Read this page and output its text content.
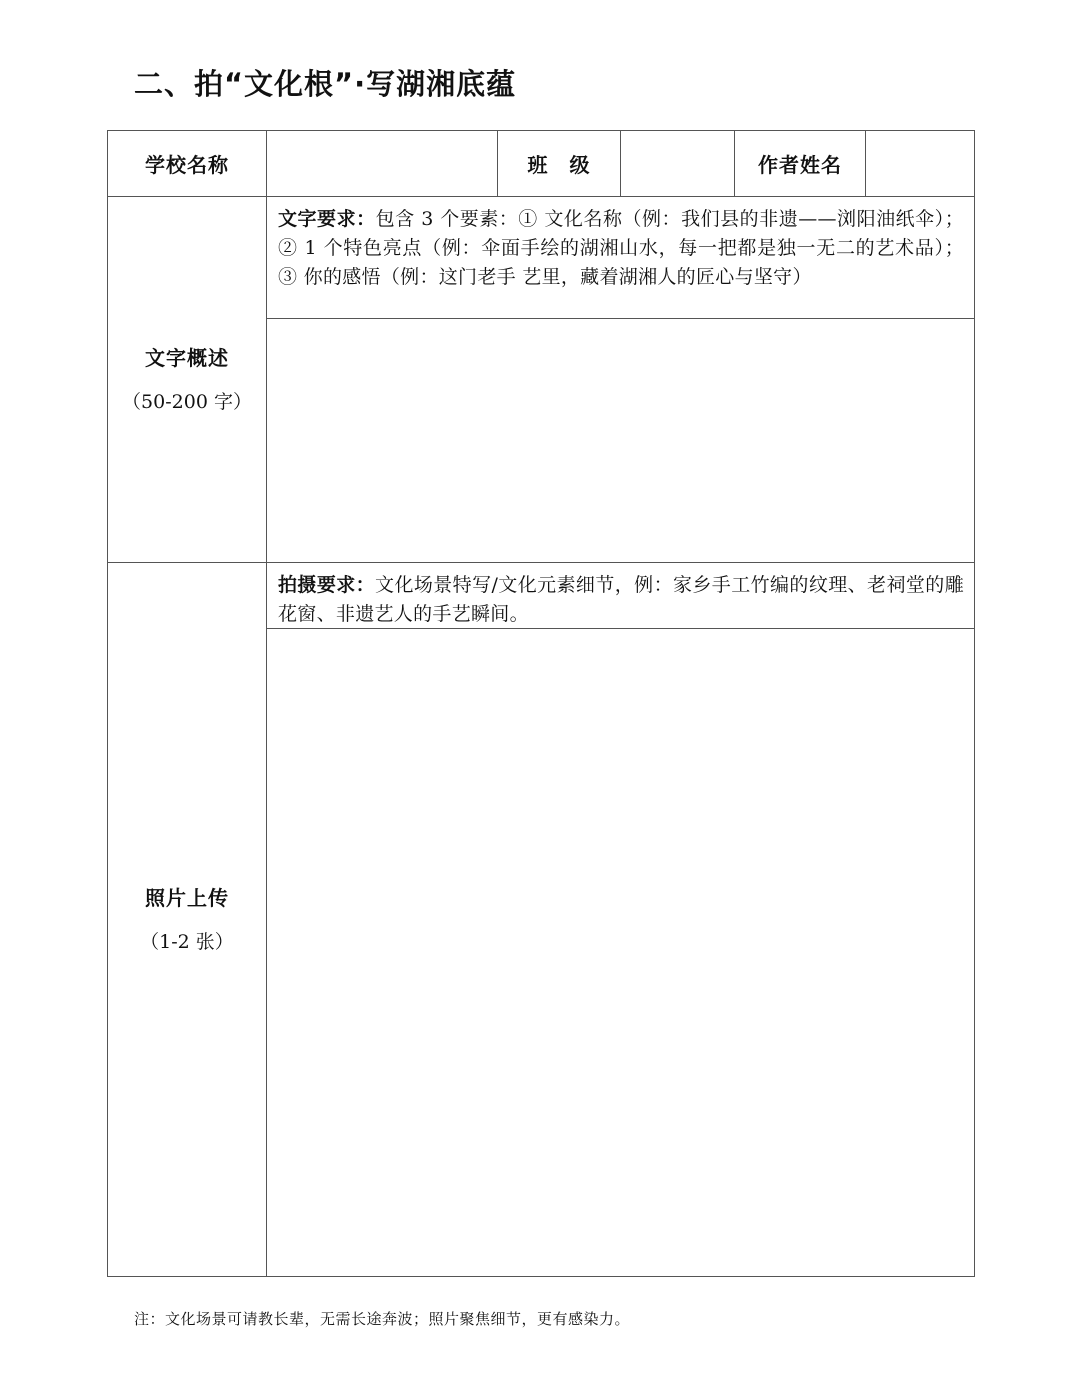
二、拍“文化根”·写湖湘底蕴
学校名称	班　级	作者姓名
文字概述
（50-200 字）
文字要求：包含 3 个要素：① 文化名称（例：我们县的非遗——浏阳油纸伞）；② 1 个特色亮点（例：伞面手绘的湖湘山水，每一把都是独一无二的艺术品）；③ 你的感悟（例：这门老手 艺里，藏着湖湘人的匠心与坚守）
照片上传
（1-2 张）
拍摄要求：文化场景特写/文化元素细节，例：家乡手工竹编的纹理、老祠堂的雕花窗、非遗艺人的手艺瞬间。
注：文化场景可请教长辈，无需长途奔波；照片聚焦细节，更有感染力。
++++++++++++++++++++
• [The problem] Replicate the material above verbatim; images stay out of the copy.

• [Response below]
Read this page and output its text content.
二、拍“文化根”·写湖湘底蕴
学校名称	班　级	作者姓名
文字概述
（50-200 字）
文字要求：包含 3 个要素：① 文化名称（例：我们县的非遗——浏阳油纸伞）；② 1 个特色亮点（例：伞面手绘的湖湘山水，每一把都是独一无二的艺术品）；③ 你的感悟（例：这门老手 艺里，藏着湖湘人的匠心与坚守）
照片上传
（1-2 张）
拍摄要求：文化场景特写/文化元素细节，例：家乡手工竹编的纹理、老祠堂的雕花窗、非遗艺人的手艺瞬间。
注：文化场景可请教长辈，无需长途奔波；照片聚焦细节，更有感染力。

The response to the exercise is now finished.